▶ What to work on: Give back the records below exactly, every one, with no pictures.

[Data section start]

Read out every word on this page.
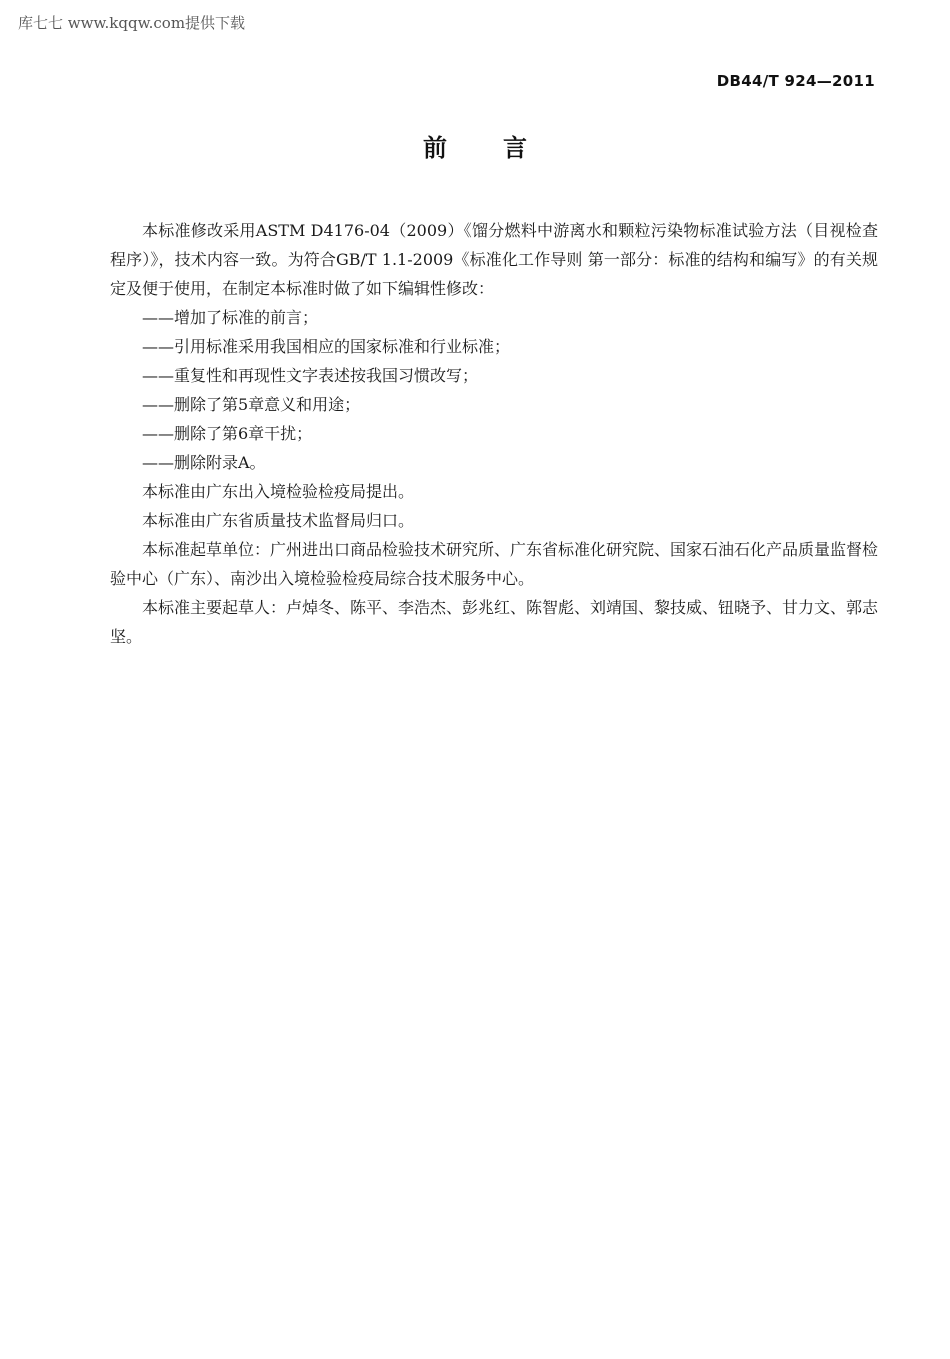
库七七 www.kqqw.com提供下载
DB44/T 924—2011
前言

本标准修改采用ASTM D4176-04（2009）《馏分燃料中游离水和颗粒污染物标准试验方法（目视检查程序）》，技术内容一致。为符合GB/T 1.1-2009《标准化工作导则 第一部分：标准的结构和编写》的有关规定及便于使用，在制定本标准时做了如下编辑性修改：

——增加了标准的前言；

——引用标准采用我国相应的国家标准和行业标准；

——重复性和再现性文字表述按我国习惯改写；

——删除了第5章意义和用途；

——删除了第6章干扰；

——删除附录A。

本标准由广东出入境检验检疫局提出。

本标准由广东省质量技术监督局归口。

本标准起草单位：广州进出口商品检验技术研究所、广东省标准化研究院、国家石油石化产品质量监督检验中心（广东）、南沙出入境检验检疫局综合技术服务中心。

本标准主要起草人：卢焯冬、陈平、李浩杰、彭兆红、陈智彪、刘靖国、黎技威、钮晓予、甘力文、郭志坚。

[Data section end]

▶ Result:
Read out every word on this page.
库七七 www.kqqw.com提供下载
DB44/T 924—2011
前言

本标准修改采用ASTM D4176-04（2009）《馏分燃料中游离水和颗粒污染物标准试验方法（目视检查程序）》，技术内容一致。为符合GB/T 1.1-2009《标准化工作导则 第一部分：标准的结构和编写》的有关规定及便于使用，在制定本标准时做了如下编辑性修改：

——增加了标准的前言；

——引用标准采用我国相应的国家标准和行业标准；

——重复性和再现性文字表述按我国习惯改写；

——删除了第5章意义和用途；

——删除了第6章干扰；

——删除附录A。

本标准由广东出入境检验检疫局提出。

本标准由广东省质量技术监督局归口。

本标准起草单位：广州进出口商品检验技术研究所、广东省标准化研究院、国家石油石化产品质量监督检验中心（广东）、南沙出入境检验检疫局综合技术服务中心。

本标准主要起草人：卢焯冬、陈平、李浩杰、彭兆红、陈智彪、刘靖国、黎技威、钮晓予、甘力文、郭志坚。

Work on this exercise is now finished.